# Goal:
Note each line where "نسيت" appears, and copy it.

# Recorded information:
>> begin
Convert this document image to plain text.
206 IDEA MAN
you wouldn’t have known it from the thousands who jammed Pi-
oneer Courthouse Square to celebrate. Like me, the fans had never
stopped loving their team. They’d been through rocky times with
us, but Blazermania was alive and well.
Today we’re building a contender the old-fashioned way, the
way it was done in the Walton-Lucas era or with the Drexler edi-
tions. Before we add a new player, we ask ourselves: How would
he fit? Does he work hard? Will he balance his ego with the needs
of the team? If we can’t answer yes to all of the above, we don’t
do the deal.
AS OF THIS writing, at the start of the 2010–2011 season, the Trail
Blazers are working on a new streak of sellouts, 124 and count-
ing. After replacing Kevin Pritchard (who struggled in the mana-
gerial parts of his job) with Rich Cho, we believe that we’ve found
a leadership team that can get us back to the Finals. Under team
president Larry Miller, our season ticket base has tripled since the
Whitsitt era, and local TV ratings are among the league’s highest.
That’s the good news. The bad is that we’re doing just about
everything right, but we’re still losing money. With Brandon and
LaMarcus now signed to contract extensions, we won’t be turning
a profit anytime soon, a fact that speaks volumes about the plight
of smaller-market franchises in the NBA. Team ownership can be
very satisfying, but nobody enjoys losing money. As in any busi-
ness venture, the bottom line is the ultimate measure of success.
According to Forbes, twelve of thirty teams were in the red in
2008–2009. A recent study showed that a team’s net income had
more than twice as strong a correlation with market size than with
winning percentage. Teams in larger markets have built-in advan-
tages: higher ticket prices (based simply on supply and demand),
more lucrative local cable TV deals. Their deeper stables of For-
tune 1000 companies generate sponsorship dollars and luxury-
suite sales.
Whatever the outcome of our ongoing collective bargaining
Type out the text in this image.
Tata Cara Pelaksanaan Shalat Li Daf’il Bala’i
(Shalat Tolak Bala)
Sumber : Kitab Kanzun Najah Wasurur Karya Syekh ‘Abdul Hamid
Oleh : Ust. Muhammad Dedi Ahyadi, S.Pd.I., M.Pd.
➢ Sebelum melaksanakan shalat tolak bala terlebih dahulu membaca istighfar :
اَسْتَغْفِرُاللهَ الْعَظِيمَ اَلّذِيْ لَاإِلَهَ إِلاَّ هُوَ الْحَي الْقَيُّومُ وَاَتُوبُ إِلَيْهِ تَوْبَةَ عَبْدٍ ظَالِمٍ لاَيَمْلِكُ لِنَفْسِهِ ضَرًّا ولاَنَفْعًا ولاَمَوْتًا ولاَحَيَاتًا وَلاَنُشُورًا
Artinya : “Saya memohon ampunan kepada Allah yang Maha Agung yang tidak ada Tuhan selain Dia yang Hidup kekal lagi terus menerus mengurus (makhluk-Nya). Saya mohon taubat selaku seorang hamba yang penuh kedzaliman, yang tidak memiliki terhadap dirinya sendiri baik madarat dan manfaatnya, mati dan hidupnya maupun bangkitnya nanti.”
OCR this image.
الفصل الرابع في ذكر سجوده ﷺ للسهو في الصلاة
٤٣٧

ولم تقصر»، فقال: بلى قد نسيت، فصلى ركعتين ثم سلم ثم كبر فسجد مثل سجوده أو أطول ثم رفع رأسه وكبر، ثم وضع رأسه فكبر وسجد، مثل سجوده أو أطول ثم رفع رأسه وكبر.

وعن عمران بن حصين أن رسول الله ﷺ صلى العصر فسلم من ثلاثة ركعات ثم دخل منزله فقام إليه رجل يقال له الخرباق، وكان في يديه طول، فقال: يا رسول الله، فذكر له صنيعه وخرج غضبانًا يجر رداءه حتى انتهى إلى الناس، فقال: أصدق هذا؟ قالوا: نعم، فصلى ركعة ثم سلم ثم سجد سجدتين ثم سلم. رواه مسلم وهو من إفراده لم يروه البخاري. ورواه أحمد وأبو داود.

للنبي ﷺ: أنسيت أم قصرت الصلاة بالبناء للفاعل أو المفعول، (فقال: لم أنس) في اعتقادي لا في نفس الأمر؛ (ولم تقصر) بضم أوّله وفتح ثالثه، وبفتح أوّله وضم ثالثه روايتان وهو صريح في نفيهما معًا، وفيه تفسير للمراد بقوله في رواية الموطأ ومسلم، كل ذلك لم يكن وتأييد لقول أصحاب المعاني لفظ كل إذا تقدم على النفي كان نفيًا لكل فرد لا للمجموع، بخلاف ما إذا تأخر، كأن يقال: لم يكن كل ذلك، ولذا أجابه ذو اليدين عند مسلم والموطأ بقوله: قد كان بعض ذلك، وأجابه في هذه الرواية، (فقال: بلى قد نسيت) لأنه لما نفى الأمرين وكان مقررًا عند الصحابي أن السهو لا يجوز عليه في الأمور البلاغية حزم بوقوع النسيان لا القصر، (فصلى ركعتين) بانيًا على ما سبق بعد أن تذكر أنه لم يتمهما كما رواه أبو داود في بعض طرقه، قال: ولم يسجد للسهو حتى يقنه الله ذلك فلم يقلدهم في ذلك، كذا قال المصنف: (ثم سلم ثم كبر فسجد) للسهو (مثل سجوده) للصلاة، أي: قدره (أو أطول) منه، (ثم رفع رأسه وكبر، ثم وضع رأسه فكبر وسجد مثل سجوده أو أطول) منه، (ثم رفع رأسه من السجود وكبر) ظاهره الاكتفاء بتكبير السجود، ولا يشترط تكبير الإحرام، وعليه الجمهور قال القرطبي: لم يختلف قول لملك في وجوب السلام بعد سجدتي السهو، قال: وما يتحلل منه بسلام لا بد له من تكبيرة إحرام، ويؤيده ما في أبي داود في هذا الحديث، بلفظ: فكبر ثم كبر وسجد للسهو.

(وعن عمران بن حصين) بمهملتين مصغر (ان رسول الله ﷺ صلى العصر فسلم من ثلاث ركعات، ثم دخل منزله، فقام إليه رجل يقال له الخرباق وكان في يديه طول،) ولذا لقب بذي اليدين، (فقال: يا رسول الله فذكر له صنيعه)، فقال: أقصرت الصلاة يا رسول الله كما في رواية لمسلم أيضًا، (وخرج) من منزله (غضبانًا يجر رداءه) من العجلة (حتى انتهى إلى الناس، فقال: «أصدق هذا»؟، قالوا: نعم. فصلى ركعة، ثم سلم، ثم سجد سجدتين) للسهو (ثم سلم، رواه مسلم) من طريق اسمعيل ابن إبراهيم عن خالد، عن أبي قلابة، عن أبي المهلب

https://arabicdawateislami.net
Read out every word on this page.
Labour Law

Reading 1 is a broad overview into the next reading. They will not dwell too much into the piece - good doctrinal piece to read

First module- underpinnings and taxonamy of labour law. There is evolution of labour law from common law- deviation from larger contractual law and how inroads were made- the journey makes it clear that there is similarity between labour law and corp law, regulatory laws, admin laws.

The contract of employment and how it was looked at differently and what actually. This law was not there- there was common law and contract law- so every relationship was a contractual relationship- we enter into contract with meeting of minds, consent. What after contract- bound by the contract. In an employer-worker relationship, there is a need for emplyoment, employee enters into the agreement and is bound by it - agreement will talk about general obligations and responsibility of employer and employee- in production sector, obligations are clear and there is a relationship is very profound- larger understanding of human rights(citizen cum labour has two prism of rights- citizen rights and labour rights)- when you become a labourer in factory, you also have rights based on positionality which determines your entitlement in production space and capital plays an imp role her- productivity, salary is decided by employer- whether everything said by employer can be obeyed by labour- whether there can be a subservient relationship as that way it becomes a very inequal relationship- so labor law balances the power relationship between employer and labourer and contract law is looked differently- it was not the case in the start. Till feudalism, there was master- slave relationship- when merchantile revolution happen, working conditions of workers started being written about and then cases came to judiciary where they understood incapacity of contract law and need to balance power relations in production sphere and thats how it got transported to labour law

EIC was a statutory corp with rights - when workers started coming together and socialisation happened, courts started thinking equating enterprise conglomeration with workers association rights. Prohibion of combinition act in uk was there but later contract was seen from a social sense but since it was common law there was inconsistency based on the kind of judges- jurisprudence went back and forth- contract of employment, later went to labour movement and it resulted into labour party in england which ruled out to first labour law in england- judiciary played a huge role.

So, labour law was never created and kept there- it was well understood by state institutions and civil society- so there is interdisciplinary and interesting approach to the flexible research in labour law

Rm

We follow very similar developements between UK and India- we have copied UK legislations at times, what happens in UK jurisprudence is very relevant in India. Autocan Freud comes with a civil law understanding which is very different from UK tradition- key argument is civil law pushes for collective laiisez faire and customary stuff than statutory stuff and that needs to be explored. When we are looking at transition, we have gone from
>> end
# Solution to this problem:
ولم تقصر»، فقال: بلى قد نسيت، فصلى ركعتين ثم سلم ثم كبر فسجد مثل سجوده أو أطول ثم رفع رأسه وكبر، ثم وضع رأسه فكبر وسجد، مثل سجوده أو أطول ثم رفع رأسه وكبر.
للنبي ﷺ: أنسيت أم قصرت الصلاة بالبناء للفاعل أو المفعول، (فقال: لم أنس) في اعتقادي لا في نفس الأمر؛ (ولم تقصر) بضم أوّله وفتح ثالثه، وبفتح أوّله وضم ثالثه روايتان وهو صريح في نفيهما معًا، وفيه تفسير للمراد بقوله في رواية الموطأ ومسلم، كل ذلك لم يكن وتأييد لقول أصحاب المعاني لفظ كل إذا تقدم على النفي كان نفيًا لكل فرد لا للمجموع، بخلاف ما إذا تأخر، كأن يقال: لم يكن كل ذلك، ولذا أجابه ذو اليدين عند مسلم والموطأ بقوله: قد كان بعض ذلك، وأجابه في هذه الرواية، (فقال: بلى قد نسيت) لأنه لما نفى الأمرين وكان مقررًا عند الصحابي أن السهو لا يجوز عليه في الأمور البلاغية حزم بوقوع النسيان لا القصر، (فصلى ركعتين) بانيًا على ما سبق بعد أن تذكر أنه لم يتمهما كما رواه أبو داود في بعض طرقه، قال: ولم يسجد للسهو حتى يقنه الله ذلك فلم يقلدهم في ذلك، كذا قال المصنف: (ثم سلم ثم كبر فسجد) للسهو (مثل سجوده) للصلاة، أي: قدره (أو أطول) منه، (ثم رفع رأسه وكبر، ثم وضع رأسه فكبر وسجد مثل سجوده أو أطول) منه، (ثم رفع رأسه من السجود وكبر) ظاهره الاكتفاء بتكبير السجود، ولا يشترط تكبير الإحرام، وعليه الجمهور قال القرطبي: لم يختلف قول لملك في وجوب السلام بعد سجدتي السهو، قال: وما يتحلل منه بسلام لا بد له من تكبيرة إحرام، ويؤيده ما في أبي داود في هذا الحديث، بلفظ: فكبر ثم كبر وسجد للسهو.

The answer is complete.